Source records

***

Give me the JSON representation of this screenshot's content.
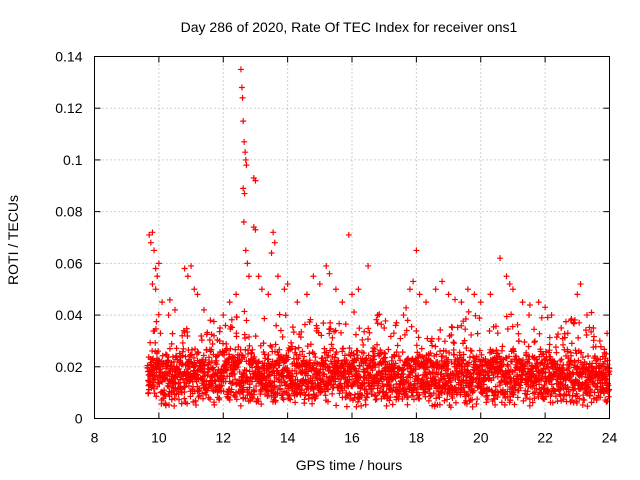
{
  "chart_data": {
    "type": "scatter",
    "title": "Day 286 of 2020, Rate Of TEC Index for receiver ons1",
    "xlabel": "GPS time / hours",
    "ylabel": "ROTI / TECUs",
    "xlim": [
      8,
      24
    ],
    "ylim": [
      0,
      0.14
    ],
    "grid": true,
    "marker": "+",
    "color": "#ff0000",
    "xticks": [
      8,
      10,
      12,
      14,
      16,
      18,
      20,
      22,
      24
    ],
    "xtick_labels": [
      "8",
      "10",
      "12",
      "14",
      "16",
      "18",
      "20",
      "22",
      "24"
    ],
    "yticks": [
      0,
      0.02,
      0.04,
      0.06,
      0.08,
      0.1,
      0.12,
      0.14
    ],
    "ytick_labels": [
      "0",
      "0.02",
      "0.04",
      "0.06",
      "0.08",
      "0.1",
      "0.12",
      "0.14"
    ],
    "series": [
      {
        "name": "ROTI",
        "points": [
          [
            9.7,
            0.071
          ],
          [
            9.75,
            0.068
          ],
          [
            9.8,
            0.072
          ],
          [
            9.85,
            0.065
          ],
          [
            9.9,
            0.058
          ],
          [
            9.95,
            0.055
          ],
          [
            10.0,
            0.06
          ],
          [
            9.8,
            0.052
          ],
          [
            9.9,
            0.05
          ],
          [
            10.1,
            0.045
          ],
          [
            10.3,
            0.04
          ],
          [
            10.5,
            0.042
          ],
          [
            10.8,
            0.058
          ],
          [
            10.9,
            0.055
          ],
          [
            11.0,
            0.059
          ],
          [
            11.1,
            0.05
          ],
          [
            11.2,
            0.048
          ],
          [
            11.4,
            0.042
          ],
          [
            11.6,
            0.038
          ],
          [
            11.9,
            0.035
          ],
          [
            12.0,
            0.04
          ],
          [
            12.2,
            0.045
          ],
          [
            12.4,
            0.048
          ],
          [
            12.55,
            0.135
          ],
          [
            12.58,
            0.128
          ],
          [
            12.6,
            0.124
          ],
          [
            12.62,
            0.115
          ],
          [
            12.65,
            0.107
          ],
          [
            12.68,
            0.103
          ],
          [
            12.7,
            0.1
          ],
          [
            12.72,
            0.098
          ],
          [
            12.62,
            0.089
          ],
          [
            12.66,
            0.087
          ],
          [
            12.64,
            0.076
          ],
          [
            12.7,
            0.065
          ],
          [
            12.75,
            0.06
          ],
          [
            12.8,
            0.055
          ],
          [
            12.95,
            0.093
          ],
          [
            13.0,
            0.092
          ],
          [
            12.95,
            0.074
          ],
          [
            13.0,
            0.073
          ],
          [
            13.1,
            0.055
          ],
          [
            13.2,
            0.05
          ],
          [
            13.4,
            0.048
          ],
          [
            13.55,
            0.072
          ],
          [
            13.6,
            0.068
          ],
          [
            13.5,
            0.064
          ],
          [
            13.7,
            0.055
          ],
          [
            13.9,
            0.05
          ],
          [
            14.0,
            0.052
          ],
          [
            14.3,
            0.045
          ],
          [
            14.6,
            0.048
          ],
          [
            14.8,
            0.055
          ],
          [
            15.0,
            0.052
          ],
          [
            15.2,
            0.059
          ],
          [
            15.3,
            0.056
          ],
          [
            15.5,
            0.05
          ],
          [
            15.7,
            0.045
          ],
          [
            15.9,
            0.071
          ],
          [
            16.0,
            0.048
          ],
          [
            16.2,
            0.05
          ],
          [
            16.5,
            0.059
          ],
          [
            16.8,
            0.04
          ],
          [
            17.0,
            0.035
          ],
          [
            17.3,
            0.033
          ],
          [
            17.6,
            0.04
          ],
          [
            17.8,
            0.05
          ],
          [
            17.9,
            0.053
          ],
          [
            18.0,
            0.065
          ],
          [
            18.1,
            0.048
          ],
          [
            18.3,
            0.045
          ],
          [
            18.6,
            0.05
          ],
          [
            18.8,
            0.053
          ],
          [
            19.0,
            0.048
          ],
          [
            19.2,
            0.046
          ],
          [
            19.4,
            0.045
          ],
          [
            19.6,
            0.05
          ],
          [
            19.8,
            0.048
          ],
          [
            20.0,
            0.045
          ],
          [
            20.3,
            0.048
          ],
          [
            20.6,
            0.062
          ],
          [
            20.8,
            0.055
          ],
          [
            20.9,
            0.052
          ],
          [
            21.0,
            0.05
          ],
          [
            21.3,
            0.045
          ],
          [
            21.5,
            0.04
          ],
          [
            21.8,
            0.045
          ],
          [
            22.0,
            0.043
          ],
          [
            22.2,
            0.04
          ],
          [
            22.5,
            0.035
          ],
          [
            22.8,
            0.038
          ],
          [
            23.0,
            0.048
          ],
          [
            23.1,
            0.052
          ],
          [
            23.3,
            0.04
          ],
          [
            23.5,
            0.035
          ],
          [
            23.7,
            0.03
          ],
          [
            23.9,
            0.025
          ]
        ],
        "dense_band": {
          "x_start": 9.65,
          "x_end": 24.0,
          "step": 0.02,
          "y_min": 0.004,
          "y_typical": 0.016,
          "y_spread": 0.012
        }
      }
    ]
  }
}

***

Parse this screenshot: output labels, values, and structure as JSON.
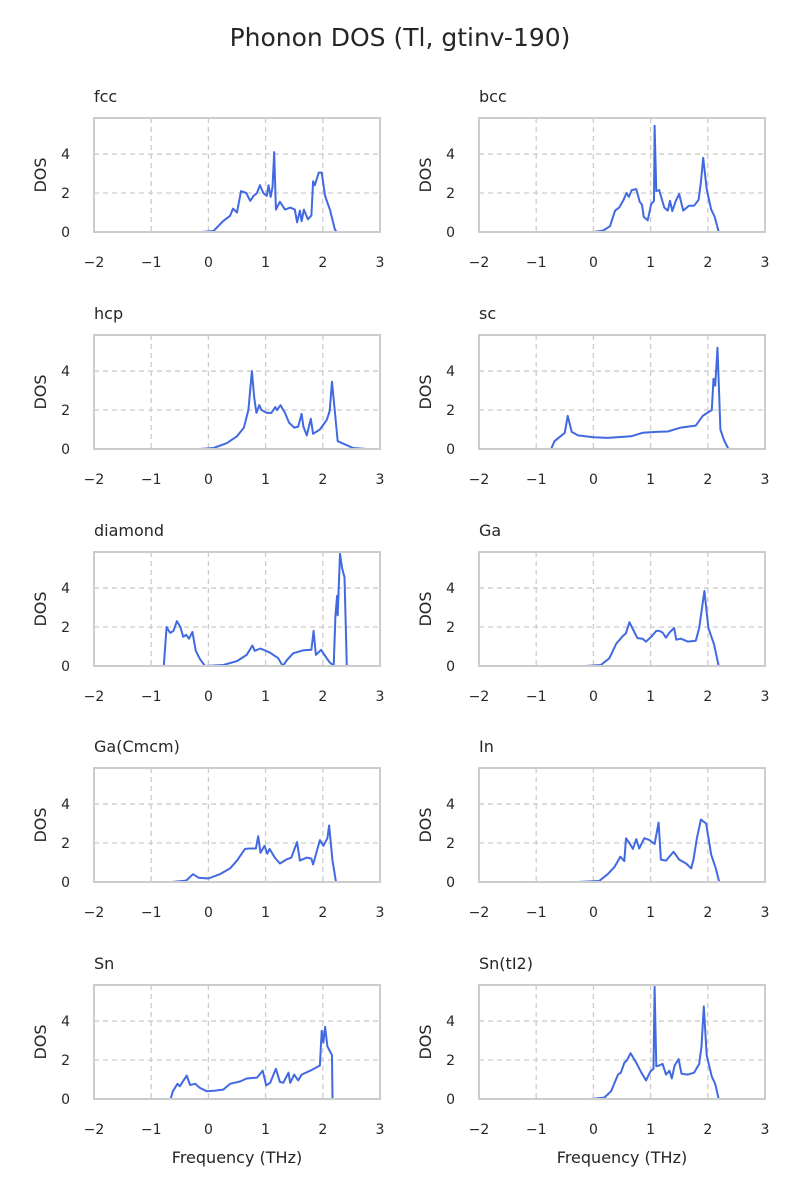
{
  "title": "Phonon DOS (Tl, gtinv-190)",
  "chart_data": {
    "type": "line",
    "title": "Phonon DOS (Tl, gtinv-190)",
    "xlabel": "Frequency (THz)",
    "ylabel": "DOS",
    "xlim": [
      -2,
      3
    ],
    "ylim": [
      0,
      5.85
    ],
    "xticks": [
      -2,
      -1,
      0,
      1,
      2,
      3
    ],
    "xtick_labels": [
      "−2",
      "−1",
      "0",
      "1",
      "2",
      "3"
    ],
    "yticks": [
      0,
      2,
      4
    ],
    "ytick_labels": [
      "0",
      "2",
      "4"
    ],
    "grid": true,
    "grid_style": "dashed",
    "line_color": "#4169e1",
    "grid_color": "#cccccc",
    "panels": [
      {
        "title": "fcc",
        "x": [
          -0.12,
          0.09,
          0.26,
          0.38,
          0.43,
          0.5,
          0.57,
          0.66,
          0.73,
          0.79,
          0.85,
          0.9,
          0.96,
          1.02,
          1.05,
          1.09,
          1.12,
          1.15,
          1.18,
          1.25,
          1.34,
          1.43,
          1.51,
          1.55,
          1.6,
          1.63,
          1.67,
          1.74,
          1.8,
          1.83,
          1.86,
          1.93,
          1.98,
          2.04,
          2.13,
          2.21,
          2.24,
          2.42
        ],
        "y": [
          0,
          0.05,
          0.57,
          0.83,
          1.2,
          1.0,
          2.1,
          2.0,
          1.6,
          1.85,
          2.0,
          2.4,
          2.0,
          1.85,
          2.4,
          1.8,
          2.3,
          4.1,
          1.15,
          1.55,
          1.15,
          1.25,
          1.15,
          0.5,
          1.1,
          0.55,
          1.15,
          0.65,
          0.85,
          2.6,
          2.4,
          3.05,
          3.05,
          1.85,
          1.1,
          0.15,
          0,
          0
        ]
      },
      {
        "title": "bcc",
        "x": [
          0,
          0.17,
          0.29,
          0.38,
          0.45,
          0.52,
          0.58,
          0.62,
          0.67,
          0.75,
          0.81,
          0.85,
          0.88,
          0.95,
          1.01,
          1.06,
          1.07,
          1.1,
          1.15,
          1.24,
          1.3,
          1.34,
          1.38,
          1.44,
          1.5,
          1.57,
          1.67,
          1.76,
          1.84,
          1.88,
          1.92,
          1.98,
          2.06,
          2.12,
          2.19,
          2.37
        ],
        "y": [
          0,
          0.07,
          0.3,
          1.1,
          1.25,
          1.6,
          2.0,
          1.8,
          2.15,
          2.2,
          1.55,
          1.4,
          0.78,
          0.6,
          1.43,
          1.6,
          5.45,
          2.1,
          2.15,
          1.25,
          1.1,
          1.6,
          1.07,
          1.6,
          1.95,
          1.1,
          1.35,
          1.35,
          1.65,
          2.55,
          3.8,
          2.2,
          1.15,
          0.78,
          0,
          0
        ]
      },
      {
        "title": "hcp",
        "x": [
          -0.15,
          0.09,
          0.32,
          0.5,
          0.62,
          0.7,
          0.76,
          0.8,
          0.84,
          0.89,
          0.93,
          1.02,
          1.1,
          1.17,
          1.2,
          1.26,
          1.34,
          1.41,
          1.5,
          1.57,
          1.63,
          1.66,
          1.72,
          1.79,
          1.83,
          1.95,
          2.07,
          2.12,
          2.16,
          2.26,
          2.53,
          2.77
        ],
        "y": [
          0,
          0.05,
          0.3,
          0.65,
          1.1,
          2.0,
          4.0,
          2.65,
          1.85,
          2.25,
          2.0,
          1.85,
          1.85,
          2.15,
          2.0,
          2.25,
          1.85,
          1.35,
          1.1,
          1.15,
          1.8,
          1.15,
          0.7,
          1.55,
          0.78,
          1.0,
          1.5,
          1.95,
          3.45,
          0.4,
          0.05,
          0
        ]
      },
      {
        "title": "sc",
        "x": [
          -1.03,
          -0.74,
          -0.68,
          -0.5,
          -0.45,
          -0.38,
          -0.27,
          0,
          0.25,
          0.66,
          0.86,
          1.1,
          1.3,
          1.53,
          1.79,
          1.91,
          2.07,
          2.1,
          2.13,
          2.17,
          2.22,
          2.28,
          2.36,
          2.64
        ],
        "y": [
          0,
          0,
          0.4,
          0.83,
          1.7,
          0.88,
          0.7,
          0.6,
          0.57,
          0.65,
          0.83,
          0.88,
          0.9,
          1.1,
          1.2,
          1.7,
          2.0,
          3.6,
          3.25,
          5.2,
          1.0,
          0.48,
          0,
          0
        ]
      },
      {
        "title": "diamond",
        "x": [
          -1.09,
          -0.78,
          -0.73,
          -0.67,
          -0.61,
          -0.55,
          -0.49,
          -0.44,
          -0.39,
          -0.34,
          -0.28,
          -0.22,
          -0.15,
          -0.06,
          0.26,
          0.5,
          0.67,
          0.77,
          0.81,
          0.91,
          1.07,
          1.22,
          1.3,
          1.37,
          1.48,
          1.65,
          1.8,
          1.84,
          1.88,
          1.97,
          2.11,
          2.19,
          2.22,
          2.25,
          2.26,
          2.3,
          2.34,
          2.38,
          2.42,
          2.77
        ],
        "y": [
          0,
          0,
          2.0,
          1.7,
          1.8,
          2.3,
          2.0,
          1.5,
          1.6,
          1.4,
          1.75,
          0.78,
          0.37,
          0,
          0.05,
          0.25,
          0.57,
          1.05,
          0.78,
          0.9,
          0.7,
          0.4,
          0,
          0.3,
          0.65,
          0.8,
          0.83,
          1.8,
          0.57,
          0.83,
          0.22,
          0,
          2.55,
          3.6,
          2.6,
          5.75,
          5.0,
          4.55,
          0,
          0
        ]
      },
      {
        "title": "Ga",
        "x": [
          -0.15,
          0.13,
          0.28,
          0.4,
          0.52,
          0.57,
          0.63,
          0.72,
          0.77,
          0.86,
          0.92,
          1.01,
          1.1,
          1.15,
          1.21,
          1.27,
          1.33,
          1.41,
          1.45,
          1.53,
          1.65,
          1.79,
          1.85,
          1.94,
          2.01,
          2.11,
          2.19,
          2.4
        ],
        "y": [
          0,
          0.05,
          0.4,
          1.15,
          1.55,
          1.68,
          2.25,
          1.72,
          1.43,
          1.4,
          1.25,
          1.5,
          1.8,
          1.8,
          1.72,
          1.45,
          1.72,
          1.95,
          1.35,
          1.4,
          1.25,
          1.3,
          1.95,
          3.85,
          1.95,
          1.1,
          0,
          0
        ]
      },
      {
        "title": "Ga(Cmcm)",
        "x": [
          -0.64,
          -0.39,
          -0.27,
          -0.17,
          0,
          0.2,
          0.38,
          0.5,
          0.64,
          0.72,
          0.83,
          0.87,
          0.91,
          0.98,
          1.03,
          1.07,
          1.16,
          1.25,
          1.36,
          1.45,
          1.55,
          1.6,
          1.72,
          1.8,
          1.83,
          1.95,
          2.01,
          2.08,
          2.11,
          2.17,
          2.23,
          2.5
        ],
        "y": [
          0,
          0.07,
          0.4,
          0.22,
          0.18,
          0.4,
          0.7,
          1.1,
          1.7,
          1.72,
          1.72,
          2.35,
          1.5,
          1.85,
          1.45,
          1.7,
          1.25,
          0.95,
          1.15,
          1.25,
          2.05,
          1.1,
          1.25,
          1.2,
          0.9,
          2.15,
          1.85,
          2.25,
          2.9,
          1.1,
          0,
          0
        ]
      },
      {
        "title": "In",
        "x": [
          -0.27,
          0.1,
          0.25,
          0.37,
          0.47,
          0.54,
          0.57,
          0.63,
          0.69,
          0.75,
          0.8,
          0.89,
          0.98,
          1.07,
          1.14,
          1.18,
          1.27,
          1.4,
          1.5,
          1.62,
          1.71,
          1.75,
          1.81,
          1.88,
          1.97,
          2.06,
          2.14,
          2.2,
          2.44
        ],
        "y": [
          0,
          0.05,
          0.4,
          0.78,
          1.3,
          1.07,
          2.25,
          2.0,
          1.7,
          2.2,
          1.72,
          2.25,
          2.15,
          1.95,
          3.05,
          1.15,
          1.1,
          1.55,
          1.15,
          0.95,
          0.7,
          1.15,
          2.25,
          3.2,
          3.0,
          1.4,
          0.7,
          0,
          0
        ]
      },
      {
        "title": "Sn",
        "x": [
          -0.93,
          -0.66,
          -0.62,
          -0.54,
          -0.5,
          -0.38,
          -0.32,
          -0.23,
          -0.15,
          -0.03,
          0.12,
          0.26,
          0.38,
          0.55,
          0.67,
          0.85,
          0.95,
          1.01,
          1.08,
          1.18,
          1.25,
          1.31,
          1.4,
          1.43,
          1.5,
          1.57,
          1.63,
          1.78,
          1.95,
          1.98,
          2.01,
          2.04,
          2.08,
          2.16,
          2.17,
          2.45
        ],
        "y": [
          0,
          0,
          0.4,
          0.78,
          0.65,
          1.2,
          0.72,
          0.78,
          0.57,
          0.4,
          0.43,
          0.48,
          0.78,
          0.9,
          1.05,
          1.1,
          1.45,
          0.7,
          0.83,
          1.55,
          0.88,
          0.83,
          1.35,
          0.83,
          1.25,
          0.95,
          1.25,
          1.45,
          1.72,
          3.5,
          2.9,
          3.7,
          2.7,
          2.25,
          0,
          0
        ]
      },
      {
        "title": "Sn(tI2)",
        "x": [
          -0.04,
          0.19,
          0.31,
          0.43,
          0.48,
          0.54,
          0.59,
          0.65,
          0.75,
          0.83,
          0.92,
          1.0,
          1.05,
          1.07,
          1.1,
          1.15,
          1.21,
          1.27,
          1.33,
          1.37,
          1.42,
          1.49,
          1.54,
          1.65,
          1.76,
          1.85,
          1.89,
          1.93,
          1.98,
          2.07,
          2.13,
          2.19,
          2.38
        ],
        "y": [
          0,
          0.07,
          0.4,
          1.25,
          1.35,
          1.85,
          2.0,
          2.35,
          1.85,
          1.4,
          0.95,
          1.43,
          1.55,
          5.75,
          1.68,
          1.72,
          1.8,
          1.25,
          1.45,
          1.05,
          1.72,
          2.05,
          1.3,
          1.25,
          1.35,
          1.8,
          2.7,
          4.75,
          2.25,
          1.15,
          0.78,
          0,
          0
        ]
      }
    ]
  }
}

***

Pull out each line of the records holding the string "gtinv".

  "title": "Phonon DOS (Tl, gtinv-190)",
    "title": "Phonon DOS (Tl, gtinv-190)",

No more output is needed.